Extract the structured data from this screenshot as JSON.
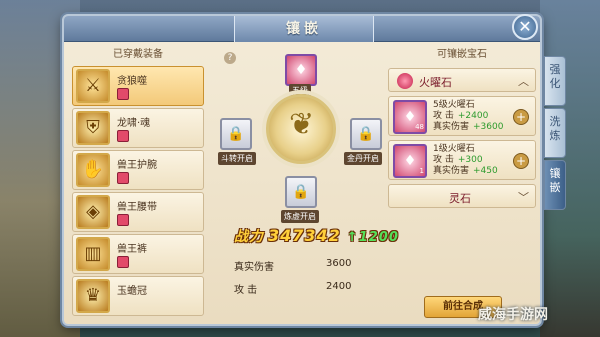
{
  "window": {
    "title": "镶嵌",
    "close_symbol": "✕"
  },
  "side_tabs": [
    {
      "label": "强化",
      "active": false
    },
    {
      "label": "洗炼",
      "active": false
    },
    {
      "label": "镶嵌",
      "active": true
    }
  ],
  "equipped": {
    "header": "已穿戴装备",
    "items": [
      {
        "name": "贪狼噬",
        "icon": "spear-icon",
        "selected": true
      },
      {
        "name": "龙啸·魂",
        "icon": "armor-icon",
        "selected": false
      },
      {
        "name": "兽王护腕",
        "icon": "bracer-icon",
        "selected": false
      },
      {
        "name": "兽王腰带",
        "icon": "belt-icon",
        "selected": false
      },
      {
        "name": "兽王裤",
        "icon": "pants-icon",
        "selected": false
      },
      {
        "name": "玉蟾冠",
        "icon": "crown-icon",
        "selected": false
      }
    ]
  },
  "socket": {
    "help_symbol": "?",
    "slots": [
      {
        "label": "五级",
        "type": "gem"
      },
      {
        "label": "斗转开启",
        "type": "locked"
      },
      {
        "label": "金丹开启",
        "type": "locked"
      },
      {
        "label": "炼虚开启",
        "type": "locked"
      }
    ]
  },
  "power": {
    "label": "战力",
    "value": "347342",
    "increase": "↑1200"
  },
  "stats": [
    {
      "name": "真实伤害",
      "value": "3600"
    },
    {
      "name": "攻    击",
      "value": "2400"
    }
  ],
  "gems": {
    "header": "可镶嵌宝石",
    "categories": [
      {
        "name": "火曜石",
        "expanded": true
      },
      {
        "name": "灵石",
        "expanded": false
      }
    ],
    "items": [
      {
        "name": "5级火曜石",
        "count": "48",
        "stats": [
          {
            "name": "攻    击",
            "value": "+2400"
          },
          {
            "name": "真实伤害",
            "value": "+3600"
          }
        ]
      },
      {
        "name": "1级火曜石",
        "count": "1",
        "stats": [
          {
            "name": "攻    击",
            "value": "+300"
          },
          {
            "name": "真实伤害",
            "value": "+450"
          }
        ]
      }
    ],
    "go_button": "前往合成"
  },
  "watermark": "威海手游网"
}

--------------------------------------------------

## TASK PROMPT
Extract from the data every line where "value" shows up.

## TASK RESPONSE
    "value": "347342",
      "value": "3600"
      "value": "2400"
            "value": "+2400"
            "value": "+3600"
            "value": "+300"
            "value": "+450"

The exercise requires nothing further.